--- start ---

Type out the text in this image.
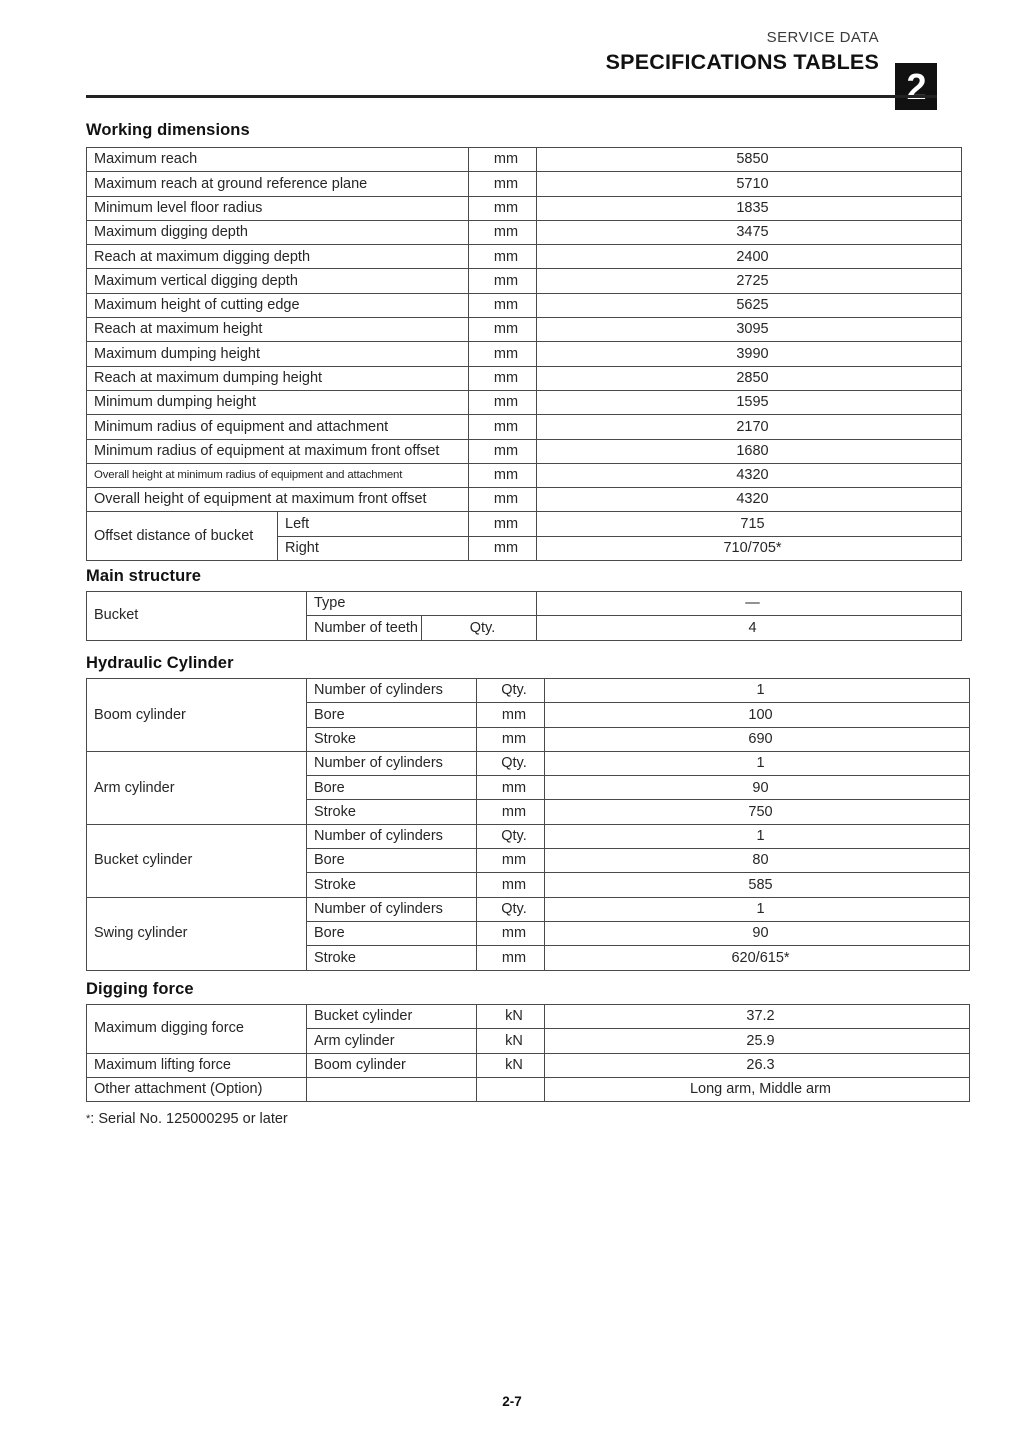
SERVICE DATA
SPECIFICATIONS TABLES
2
Working dimensions
Maximum reach		mm	5850
Maximum reach at ground reference plane		mm	5710
Minimum level floor radius		mm	1835
Maximum digging depth		mm	3475
Reach at maximum digging depth		mm	2400
Maximum vertical digging depth		mm	2725
Maximum height of cutting edge		mm	5625
Reach at maximum height		mm	3095
Maximum dumping height		mm	3990
Reach at maximum dumping height		mm	2850
Minimum dumping height		mm	1595
Minimum radius of equipment and attachment		mm	2170
Minimum radius of equipment at maximum front offset		mm	1680
Overall height at minimum radius of equipment and attachment		mm	4320
Overall height of equipment at maximum front offset		mm	4320
Offset distance of bucket	Left	mm	715
	Right	mm	710/705*
Main structure
Bucket	Type		—
	Number of teeth	Qty.	4
Hydraulic Cylinder
Boom cylinder	Number of cylinders	Qty.	1
	Bore	mm	100
	Stroke	mm	690
Arm cylinder	Number of cylinders	Qty.	1
	Bore	mm	90
	Stroke	mm	750
Bucket cylinder	Number of cylinders	Qty.	1
	Bore	mm	80
	Stroke	mm	585
Swing cylinder	Number of cylinders	Qty.	1
	Bore	mm	90
	Stroke	mm	620/615*
Digging force
Maximum digging force	Bucket cylinder	kN	37.2
	Arm cylinder	kN	25.9
Maximum lifting force	Boom cylinder	kN	26.3
Other attachment (Option)			Long arm, Middle arm
*: Serial No. 125000295 or later
2-7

--- end ---

Gather each line of the listing that holds the string "radius".

Minimum level floor radius		mm	1835
Minimum radius of equipment and attachment		mm	2170
Minimum radius of equipment at maximum front offset		mm	1680
Overall height at minimum radius of equipment and attachment		mm	4320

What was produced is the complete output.